### [WHAT TO WORK ON]
Only the text of the records belongs in the answer, copied exactly, with every picture omitted.

[Transcript data for document pages]

· · · ·

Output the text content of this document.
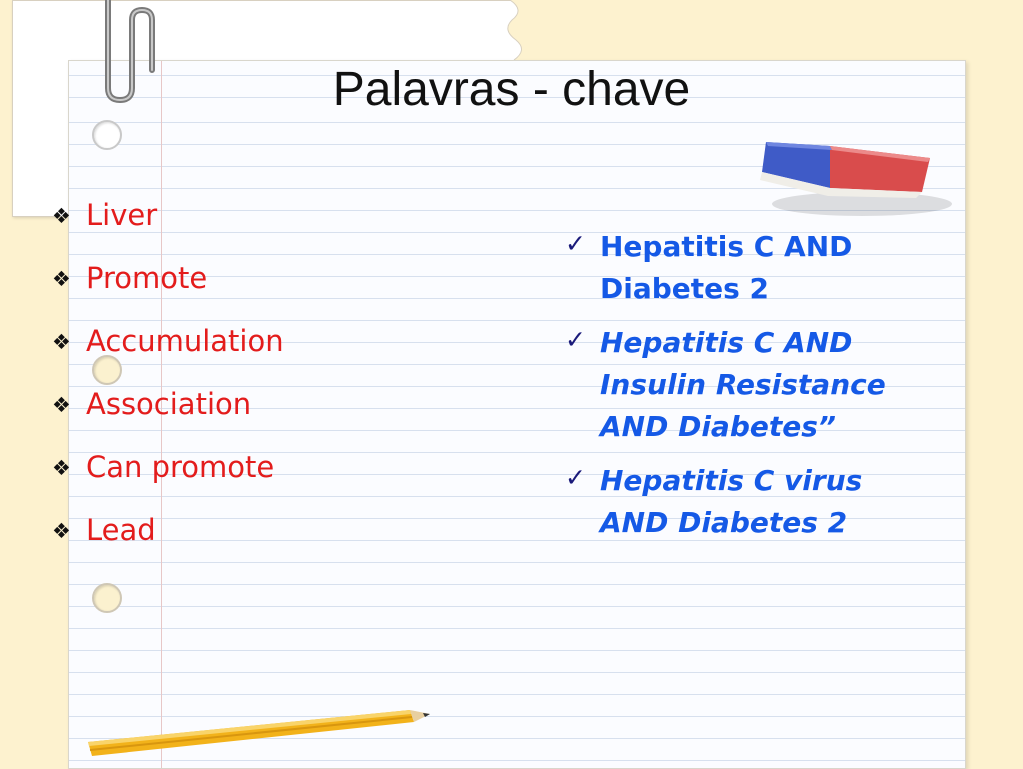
Palavras - chave
❖ Liver
❖ Promote
❖ Accumulation
❖ Association
❖ Can promote
❖ Lead
✓ Hepatitis C AND
Diabetes 2
✓ Hepatitis C AND
Insulin Resistance
AND Diabetes”
✓ Hepatitis C virus
AND Diabetes 2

· · · ·

### [EXERCISE RESULT]
Output the text content of this document.
Palavras - chave
❖ Liver
❖ Promote
❖ Accumulation
❖ Association
❖ Can promote
❖ Lead
✓ Hepatitis C AND
Diabetes 2
✓ Hepatitis C AND
Insulin Resistance
AND Diabetes”
✓ Hepatitis C virus
AND Diabetes 2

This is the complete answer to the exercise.